What follows is a block of records; restate each one word for word.
··········
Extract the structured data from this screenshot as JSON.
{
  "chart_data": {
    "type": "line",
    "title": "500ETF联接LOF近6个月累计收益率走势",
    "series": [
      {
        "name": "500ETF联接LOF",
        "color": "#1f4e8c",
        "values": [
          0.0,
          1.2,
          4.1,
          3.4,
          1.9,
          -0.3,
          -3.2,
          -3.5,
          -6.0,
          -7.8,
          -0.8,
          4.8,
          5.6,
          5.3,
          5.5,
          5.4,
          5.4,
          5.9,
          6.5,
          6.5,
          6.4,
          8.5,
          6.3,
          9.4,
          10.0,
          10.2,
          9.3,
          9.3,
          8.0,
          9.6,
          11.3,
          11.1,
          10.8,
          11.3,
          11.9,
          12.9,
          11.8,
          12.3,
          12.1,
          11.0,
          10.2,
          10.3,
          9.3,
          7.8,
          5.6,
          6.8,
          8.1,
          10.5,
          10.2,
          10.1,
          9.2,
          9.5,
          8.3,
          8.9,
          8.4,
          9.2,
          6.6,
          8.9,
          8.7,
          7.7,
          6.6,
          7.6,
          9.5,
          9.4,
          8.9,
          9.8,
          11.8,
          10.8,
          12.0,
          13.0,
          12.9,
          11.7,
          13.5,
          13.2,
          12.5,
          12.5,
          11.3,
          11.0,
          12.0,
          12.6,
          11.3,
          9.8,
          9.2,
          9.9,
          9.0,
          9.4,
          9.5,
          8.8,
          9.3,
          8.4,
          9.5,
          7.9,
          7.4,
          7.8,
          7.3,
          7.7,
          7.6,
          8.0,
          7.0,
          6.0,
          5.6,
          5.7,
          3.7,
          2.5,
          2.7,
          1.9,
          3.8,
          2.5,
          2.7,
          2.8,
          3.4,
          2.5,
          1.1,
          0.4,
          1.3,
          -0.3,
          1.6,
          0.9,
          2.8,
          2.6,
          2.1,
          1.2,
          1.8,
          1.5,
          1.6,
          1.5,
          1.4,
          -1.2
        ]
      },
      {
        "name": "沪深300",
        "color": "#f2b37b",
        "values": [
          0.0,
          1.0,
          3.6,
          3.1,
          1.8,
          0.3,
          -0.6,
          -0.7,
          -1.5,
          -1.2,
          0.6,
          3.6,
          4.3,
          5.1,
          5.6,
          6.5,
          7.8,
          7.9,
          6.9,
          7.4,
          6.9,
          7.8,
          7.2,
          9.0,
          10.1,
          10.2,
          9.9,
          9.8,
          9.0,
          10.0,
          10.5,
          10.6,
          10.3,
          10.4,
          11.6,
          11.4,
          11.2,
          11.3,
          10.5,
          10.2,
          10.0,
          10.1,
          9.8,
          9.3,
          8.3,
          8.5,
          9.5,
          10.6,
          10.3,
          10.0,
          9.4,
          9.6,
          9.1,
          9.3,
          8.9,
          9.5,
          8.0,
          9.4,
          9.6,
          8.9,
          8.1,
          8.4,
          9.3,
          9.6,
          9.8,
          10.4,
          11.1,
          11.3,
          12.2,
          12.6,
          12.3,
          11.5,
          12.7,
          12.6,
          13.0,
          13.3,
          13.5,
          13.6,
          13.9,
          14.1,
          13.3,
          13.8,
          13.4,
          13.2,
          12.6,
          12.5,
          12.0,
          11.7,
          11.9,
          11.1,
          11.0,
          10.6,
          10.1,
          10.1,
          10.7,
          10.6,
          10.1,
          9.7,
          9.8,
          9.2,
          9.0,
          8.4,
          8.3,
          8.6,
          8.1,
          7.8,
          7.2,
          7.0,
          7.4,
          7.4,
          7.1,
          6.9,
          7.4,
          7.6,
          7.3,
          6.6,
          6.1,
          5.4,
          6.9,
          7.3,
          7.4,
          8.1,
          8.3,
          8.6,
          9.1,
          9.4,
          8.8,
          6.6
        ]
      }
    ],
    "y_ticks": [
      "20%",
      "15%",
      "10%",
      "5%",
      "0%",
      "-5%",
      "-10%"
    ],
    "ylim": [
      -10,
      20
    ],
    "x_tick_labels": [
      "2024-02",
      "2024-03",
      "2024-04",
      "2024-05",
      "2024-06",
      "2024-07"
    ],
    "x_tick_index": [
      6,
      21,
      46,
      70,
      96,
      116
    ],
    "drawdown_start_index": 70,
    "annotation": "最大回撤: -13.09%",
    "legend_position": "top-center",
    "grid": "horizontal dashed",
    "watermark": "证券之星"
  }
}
··········
> [Full answer]
Extract the structured data from this screenshot as JSON.
{
  "chart_data": {
    "type": "line",
    "title": "500ETF联接LOF近6个月累计收益率走势",
    "series": [
      {
        "name": "500ETF联接LOF",
        "color": "#1f4e8c",
        "values": [
          0.0,
          1.2,
          4.1,
          3.4,
          1.9,
          -0.3,
          -3.2,
          -3.5,
          -6.0,
          -7.8,
          -0.8,
          4.8,
          5.6,
          5.3,
          5.5,
          5.4,
          5.4,
          5.9,
          6.5,
          6.5,
          6.4,
          8.5,
          6.3,
          9.4,
          10.0,
          10.2,
          9.3,
          9.3,
          8.0,
          9.6,
          11.3,
          11.1,
          10.8,
          11.3,
          11.9,
          12.9,
          11.8,
          12.3,
          12.1,
          11.0,
          10.2,
          10.3,
          9.3,
          7.8,
          5.6,
          6.8,
          8.1,
          10.5,
          10.2,
          10.1,
          9.2,
          9.5,
          8.3,
          8.9,
          8.4,
          9.2,
          6.6,
          8.9,
          8.7,
          7.7,
          6.6,
          7.6,
          9.5,
          9.4,
          8.9,
          9.8,
          11.8,
          10.8,
          12.0,
          13.0,
          12.9,
          11.7,
          13.5,
          13.2,
          12.5,
          12.5,
          11.3,
          11.0,
          12.0,
          12.6,
          11.3,
          9.8,
          9.2,
          9.9,
          9.0,
          9.4,
          9.5,
          8.8,
          9.3,
          8.4,
          9.5,
          7.9,
          7.4,
          7.8,
          7.3,
          7.7,
          7.6,
          8.0,
          7.0,
          6.0,
          5.6,
          5.7,
          3.7,
          2.5,
          2.7,
          1.9,
          3.8,
          2.5,
          2.7,
          2.8,
          3.4,
          2.5,
          1.1,
          0.4,
          1.3,
          -0.3,
          1.6,
          0.9,
          2.8,
          2.6,
          2.1,
          1.2,
          1.8,
          1.5,
          1.6,
          1.5,
          1.4,
          -1.2
        ]
      },
      {
        "name": "沪深300",
        "color": "#f2b37b",
        "values": [
          0.0,
          1.0,
          3.6,
          3.1,
          1.8,
          0.3,
          -0.6,
          -0.7,
          -1.5,
          -1.2,
          0.6,
          3.6,
          4.3,
          5.1,
          5.6,
          6.5,
          7.8,
          7.9,
          6.9,
          7.4,
          6.9,
          7.8,
          7.2,
          9.0,
          10.1,
          10.2,
          9.9,
          9.8,
          9.0,
          10.0,
          10.5,
          10.6,
          10.3,
          10.4,
          11.6,
          11.4,
          11.2,
          11.3,
          10.5,
          10.2,
          10.0,
          10.1,
          9.8,
          9.3,
          8.3,
          8.5,
          9.5,
          10.6,
          10.3,
          10.0,
          9.4,
          9.6,
          9.1,
          9.3,
          8.9,
          9.5,
          8.0,
          9.4,
          9.6,
          8.9,
          8.1,
          8.4,
          9.3,
          9.6,
          9.8,
          10.4,
          11.1,
          11.3,
          12.2,
          12.6,
          12.3,
          11.5,
          12.7,
          12.6,
          13.0,
          13.3,
          13.5,
          13.6,
          13.9,
          14.1,
          13.3,
          13.8,
          13.4,
          13.2,
          12.6,
          12.5,
          12.0,
          11.7,
          11.9,
          11.1,
          11.0,
          10.6,
          10.1,
          10.1,
          10.7,
          10.6,
          10.1,
          9.7,
          9.8,
          9.2,
          9.0,
          8.4,
          8.3,
          8.6,
          8.1,
          7.8,
          7.2,
          7.0,
          7.4,
          7.4,
          7.1,
          6.9,
          7.4,
          7.6,
          7.3,
          6.6,
          6.1,
          5.4,
          6.9,
          7.3,
          7.4,
          8.1,
          8.3,
          8.6,
          9.1,
          9.4,
          8.8,
          6.6
        ]
      }
    ],
    "y_ticks": [
      "20%",
      "15%",
      "10%",
      "5%",
      "0%",
      "-5%",
      "-10%"
    ],
    "ylim": [
      -10,
      20
    ],
    "x_tick_labels": [
      "2024-02",
      "2024-03",
      "2024-04",
      "2024-05",
      "2024-06",
      "2024-07"
    ],
    "x_tick_index": [
      6,
      21,
      46,
      70,
      96,
      116
    ],
    "drawdown_start_index": 70,
    "annotation": "最大回撤: -13.09%",
    "legend_position": "top-center",
    "grid": "horizontal dashed",
    "watermark": "证券之星"
  }
}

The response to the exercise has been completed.